Bounding box entries

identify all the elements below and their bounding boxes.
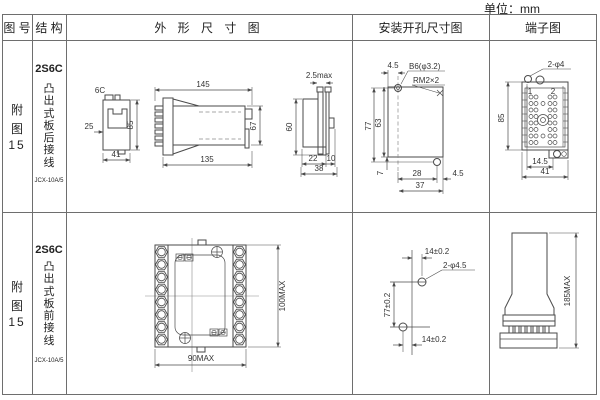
col-divider-3: [352, 14, 353, 395]
dim-4-5-top: 4.5: [387, 61, 399, 70]
outline-drawing-row2: 100MAX 90MAX: [67, 213, 351, 394]
dim-85: 85: [126, 120, 135, 129]
socket-flange: [503, 315, 555, 321]
header-outline: 外 形 尺 寸 图: [66, 19, 352, 36]
fig-no-row2-char2: 图: [7, 297, 27, 314]
dim-90max: 90MAX: [188, 354, 215, 363]
terminal-holes-label: 2-φ4: [548, 60, 565, 69]
header-fig-no: 图 号: [2, 19, 32, 36]
header-mounting: 安装开孔尺寸图: [352, 19, 489, 36]
terminal-drawing-row1: 2-φ4 1 2: [491, 42, 598, 210]
side-view: 145 135 67: [155, 80, 263, 168]
fig-no-row2-number: 15: [7, 315, 27, 329]
col-divider-4: [489, 14, 490, 395]
dim-77: 77: [364, 121, 373, 130]
structure-desc-row1: 凸出式板后接线: [42, 83, 56, 169]
mounting-screw-top: [212, 247, 223, 258]
mounting-screw-bottom: [180, 333, 191, 344]
dim-14-top: 14±0.2: [425, 247, 450, 256]
type-code-row1: JCX-10A/5: [33, 178, 65, 184]
dim-22: 22: [309, 154, 318, 163]
table-border-left: [2, 14, 3, 395]
top-view: 6C 25 85 41: [85, 86, 140, 163]
terminal-drawing-row2: 185MAX: [491, 213, 598, 394]
dim-60: 60: [285, 122, 294, 131]
header-terminal: 端子图: [489, 19, 597, 36]
table-border-bottom: [2, 394, 597, 395]
model-row1: 2S6C: [34, 63, 64, 75]
model-row2: 2S6C: [34, 244, 64, 256]
drawing-sheet: 单位：mm 图 号 结 构 外 形 尺 寸 图 安装开孔尺寸图 端子图 附 图 …: [0, 0, 600, 400]
type-code-row2: JCX-10A/5: [33, 358, 65, 364]
mounting-drawing-row2: 14±0.2 2-φ4.5 77±0.2 14±0.2: [354, 213, 487, 394]
dim-14-bottom: 14±0.2: [422, 335, 447, 344]
holes-spec-label: 2-φ4.5: [443, 261, 467, 270]
dim-63: 63: [374, 118, 383, 127]
outline-drawing-row1: 6C 25 85 41: [67, 41, 351, 211]
hole-spec-label: B6(φ3.2): [409, 62, 441, 71]
dim-25: 25: [85, 122, 94, 131]
dim-14-5: 14.5: [532, 157, 548, 166]
front-panel: [303, 99, 318, 147]
col-divider-1: [32, 14, 33, 395]
fig-no-row1-char2: 图: [7, 120, 27, 137]
nameplate: [175, 255, 225, 335]
mounting-hole-bottom: [434, 159, 441, 166]
mounting-plate-outline: [388, 87, 443, 157]
dim-85-terminal: 85: [497, 113, 506, 122]
fig-no-row1-char1: 附: [7, 101, 27, 118]
terminal-number-1: 1: [528, 87, 533, 96]
thread-spec-label: RM2×2: [413, 76, 440, 85]
mounting-drawing-row1: 4.5 B6(φ3.2) RM2×2 77 63 7 28 4.5 37: [354, 42, 487, 210]
dim-67: 67: [249, 121, 258, 130]
dim-37: 37: [416, 181, 425, 190]
socket-teeth: [509, 326, 549, 333]
side-view-bezel: [163, 98, 173, 155]
dim-2-5max: 2.5max: [306, 71, 332, 80]
relay-body-side: [505, 233, 554, 315]
dim-28: 28: [413, 169, 422, 178]
dim-4-5-bottom-right: 4.5: [452, 169, 464, 178]
dim-100max: 100MAX: [278, 280, 287, 311]
structure-desc-row2: 凸出式板前接线: [42, 261, 56, 347]
dim-135: 135: [200, 155, 214, 164]
table-border-top: [2, 14, 597, 15]
dim-77-02: 77±0.2: [383, 292, 392, 317]
fig-no-row2-char1: 附: [7, 278, 27, 295]
socket-base: [500, 333, 557, 348]
header-structure: 结 构: [32, 19, 66, 36]
dim-41-terminal: 41: [541, 167, 550, 176]
dim-145: 145: [196, 80, 210, 89]
front-profile-view: 2.5max 60 22 10 38: [285, 71, 337, 177]
dim-6c: 6C: [95, 86, 105, 95]
dim-185max: 185MAX: [563, 275, 572, 306]
terminal-ear-hole-bottom: [554, 151, 561, 158]
dim-10: 10: [327, 154, 336, 163]
dim-7: 7: [376, 170, 385, 175]
terminal-ear-hole-top: [525, 76, 532, 83]
fig-no-row1-number: 15: [7, 138, 27, 152]
terminal-contacts: [529, 95, 557, 145]
dim-38: 38: [315, 164, 324, 173]
terminal-number-2: 2: [551, 87, 556, 96]
dim-41: 41: [112, 150, 121, 159]
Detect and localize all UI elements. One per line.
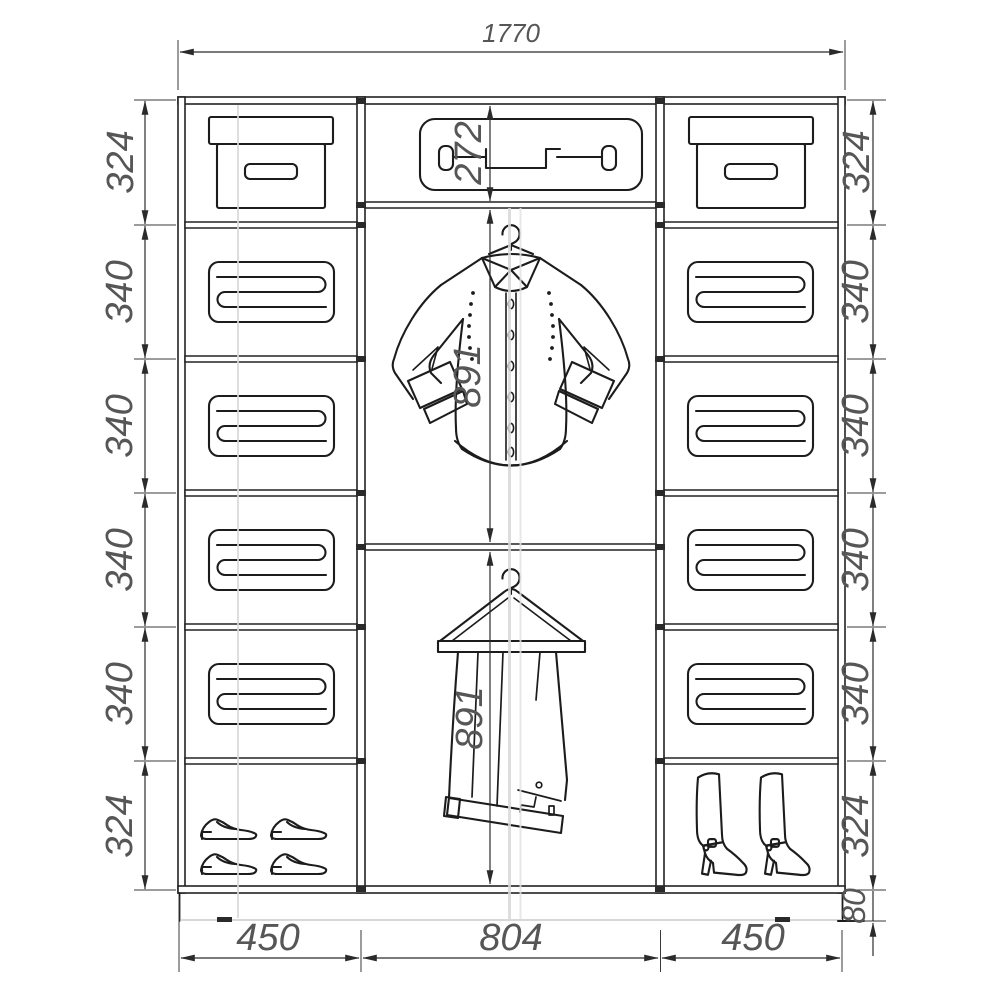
dim-label-right: 340: [835, 662, 877, 725]
base-foot: [217, 917, 232, 922]
dim-label-mid-pants: 891: [449, 686, 491, 749]
left-side-panel: [178, 97, 185, 893]
dim-label-right: 324: [836, 130, 878, 193]
folded-linens-icon: [209, 396, 334, 456]
folded-linens-icon: [209, 530, 334, 590]
dim-label-bottom: 450: [236, 917, 299, 959]
sleeve-crease-mark: [413, 347, 438, 370]
dim-label-total-width: 1770: [482, 18, 540, 48]
storage-box-icon: [689, 117, 813, 208]
right-side-panel: [838, 97, 845, 893]
dim-label-right: 324: [835, 794, 877, 857]
bottom-panel: [178, 886, 845, 893]
hanger-bar: [438, 641, 585, 652]
dim-label-left: 340: [99, 662, 141, 725]
shoe-icon: [201, 854, 256, 874]
left-sleeve: [393, 285, 441, 399]
trouser-right-edge: [556, 652, 567, 800]
shoe-icon: [201, 819, 256, 839]
dim-label-left: 324: [100, 130, 142, 193]
dim-label-right: 340: [835, 260, 877, 323]
waistband: [447, 798, 563, 833]
shoe-icon: [271, 854, 326, 874]
sleeve-crease-mark: [584, 347, 609, 370]
dim-label-mid-top: 272: [448, 121, 490, 185]
dimension-labels: 1770 324 340 340 340 340 324 324 340 340…: [99, 18, 878, 959]
dim-label-base-height: 80: [836, 888, 872, 924]
dim-label-left: 340: [99, 528, 141, 591]
dim-label-right: 340: [835, 528, 877, 591]
right-cuff: [560, 362, 614, 408]
dim-label-bottom: 450: [721, 917, 784, 959]
folded-linens-icon: [209, 262, 334, 322]
top-panel: [178, 97, 845, 104]
right-column-shelves: [664, 222, 838, 764]
folded-linens-icon: [688, 396, 813, 456]
boot-icon: [697, 773, 747, 875]
right-sleeve: [581, 285, 629, 399]
shoe-icon: [271, 819, 326, 839]
drawing-canvas: 1770 324 340 340 340 340 324 324 340 340…: [0, 0, 1000, 1000]
dim-label-left: 340: [99, 260, 141, 323]
dim-label-bottom: 804: [479, 917, 542, 959]
dim-label-left: 324: [99, 794, 141, 857]
boot-icon: [760, 773, 810, 875]
suitcase-latch: [602, 146, 616, 170]
dim-label-right: 340: [835, 394, 877, 457]
folded-linens-icon: [688, 664, 813, 724]
folded-linens-icon: [688, 530, 813, 590]
wardrobe-dimension-diagram: 1770 324 340 340 340 340 324 324 340 340…: [0, 0, 1000, 1000]
waist-button: [536, 782, 542, 788]
storage-box-icon: [209, 117, 333, 208]
folded-linens-icon: [688, 262, 813, 322]
dim-label-mid-shirt: 891: [447, 344, 489, 407]
folded-linens-icon: [209, 664, 334, 724]
dim-label-left: 340: [99, 394, 141, 457]
left-column-shelves: [185, 222, 357, 764]
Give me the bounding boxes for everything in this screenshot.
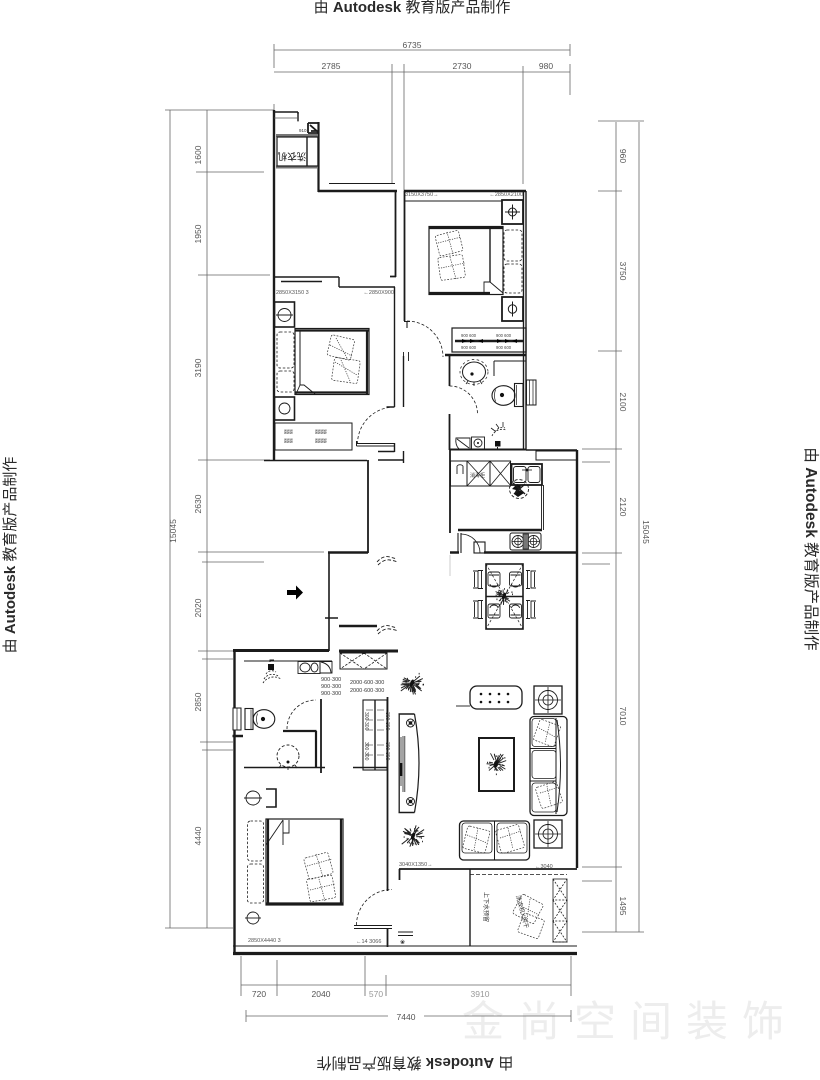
svg-text:ʬʬʬ: ʬʬʬ — [284, 439, 293, 445]
svg-text:3190: 3190 — [193, 358, 203, 377]
svg-text:金尚空间装饰: 金尚空间装饰 — [462, 998, 798, 1045]
svg-text:2000·600·300: 2000·600·300 — [350, 688, 384, 694]
svg-text:由 Autodesk 教育版产品制作: 由 Autodesk 教育版产品制作 — [317, 1054, 514, 1071]
svg-text:2785: 2785 — [322, 61, 341, 71]
svg-text:ʬʬʬʬ: ʬʬʬʬ — [315, 439, 327, 445]
svg-text:2020: 2020 — [193, 598, 203, 617]
svg-text:900 600: 900 600 — [461, 345, 477, 350]
svg-text:←3040: ←3040 — [535, 864, 553, 870]
svg-text:900 600: 900 600 — [461, 333, 477, 338]
svg-text:2730: 2730 — [453, 61, 472, 71]
svg-text:洗衣机: 洗衣机 — [277, 150, 306, 162]
svg-text:3750: 3750 — [618, 262, 628, 281]
svg-text:3150X3750→: 3150X3750→ — [405, 192, 439, 198]
svg-text:900·300: 900·300 — [321, 684, 341, 690]
svg-text:7440: 7440 — [397, 1012, 416, 1022]
svg-text:980: 980 — [539, 61, 553, 71]
svg-text:←2850X900: ←2850X900 — [363, 290, 394, 296]
svg-text:300·300: 300·300 — [384, 742, 390, 761]
svg-text:2630: 2630 — [193, 494, 203, 513]
svg-text:300·300: 300·300 — [363, 712, 369, 731]
svg-text:910: 910 — [299, 128, 307, 133]
svg-text:720: 720 — [252, 989, 266, 999]
svg-text:7010: 7010 — [618, 707, 628, 726]
svg-text:6735: 6735 — [403, 40, 422, 50]
svg-text:900 600: 900 600 — [496, 345, 512, 350]
svg-text:4440: 4440 — [193, 826, 203, 845]
svg-text:3910: 3910 — [471, 989, 490, 999]
svg-text:15045: 15045 — [168, 519, 178, 543]
svg-text:570: 570 — [369, 989, 383, 999]
svg-text:15045: 15045 — [641, 520, 651, 544]
svg-text:900 600: 900 600 — [496, 333, 512, 338]
svg-text:由 Autodesk 教育版产品制作: 由 Autodesk 教育版产品制作 — [2, 457, 19, 654]
svg-text:900·300: 900·300 — [321, 691, 341, 697]
svg-text:2100: 2100 — [618, 393, 628, 412]
svg-text:❀: ❀ — [400, 939, 405, 946]
svg-text:1950: 1950 — [193, 224, 203, 243]
svg-text:由 Autodesk 教育版产品制作: 由 Autodesk 教育版产品制作 — [802, 447, 820, 650]
svg-text:2850X3150 3: 2850X3150 3 — [276, 290, 309, 296]
svg-text:2120: 2120 — [618, 498, 628, 517]
svg-text:2850X4440 3: 2850X4440 3 — [248, 938, 281, 944]
svg-text:960: 960 — [618, 149, 628, 163]
svg-text:2040: 2040 — [312, 989, 331, 999]
svg-text:3040X1350→: 3040X1350→ — [399, 862, 433, 868]
svg-text:由 Autodesk 教育版产品制作: 由 Autodesk 教育版产品制作 — [314, 0, 511, 16]
svg-text:1600: 1600 — [193, 145, 203, 164]
svg-text:2850: 2850 — [193, 692, 203, 711]
svg-text:1495: 1495 — [618, 897, 628, 916]
svg-text:300·300: 300·300 — [384, 712, 390, 731]
svg-text:消毒柜: 消毒柜 — [470, 472, 485, 479]
svg-text:2000·600·300: 2000·600·300 — [350, 680, 384, 686]
svg-text:ʬʬʬ: ʬʬʬ — [284, 430, 293, 436]
svg-text:上下水预留: 上下水预留 — [482, 892, 490, 922]
svg-text:←14 3066: ←14 3066 — [356, 939, 381, 945]
svg-text:←2850X2100: ←2850X2100 — [489, 192, 523, 198]
svg-text:ʬʬʬʬ: ʬʬʬʬ — [315, 430, 327, 436]
svg-text:900·300: 900·300 — [321, 677, 341, 683]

WHAT YOU SHOULD DO => Copy out the lines from the one containing "svg-text:ʬʬʬ: ʬʬʬ — [284, 439, 293, 445]" through the one containing "svg-text:洗衣机: 洗衣机 — [277, 150, 306, 162]", inclusive, replacing each "900 600" with "900 650" and leaving everything else unchanged.

RESPONSE TO THE TASK =>
svg-text:ʬʬʬ: ʬʬʬ — [284, 439, 293, 445]
svg-text:3190: 3190 — [193, 358, 203, 377]
svg-text:金尚空间装饰: 金尚空间装饰 — [462, 998, 798, 1045]
svg-text:2000·600·300: 2000·600·300 — [350, 688, 384, 694]
svg-text:由 Autodesk 教育版产品制作: 由 Autodesk 教育版产品制作 — [317, 1054, 514, 1071]
svg-text:2785: 2785 — [322, 61, 341, 71]
svg-text:ʬʬʬʬ: ʬʬʬʬ — [315, 439, 327, 445]
svg-text:2020: 2020 — [193, 598, 203, 617]
svg-text:900 650: 900 650 — [461, 345, 477, 350]
svg-text:←3040: ←3040 — [535, 864, 553, 870]
svg-text:900 650: 900 650 — [461, 333, 477, 338]
svg-text:2730: 2730 — [453, 61, 472, 71]
svg-text:洗衣机: 洗衣机 — [277, 150, 306, 162]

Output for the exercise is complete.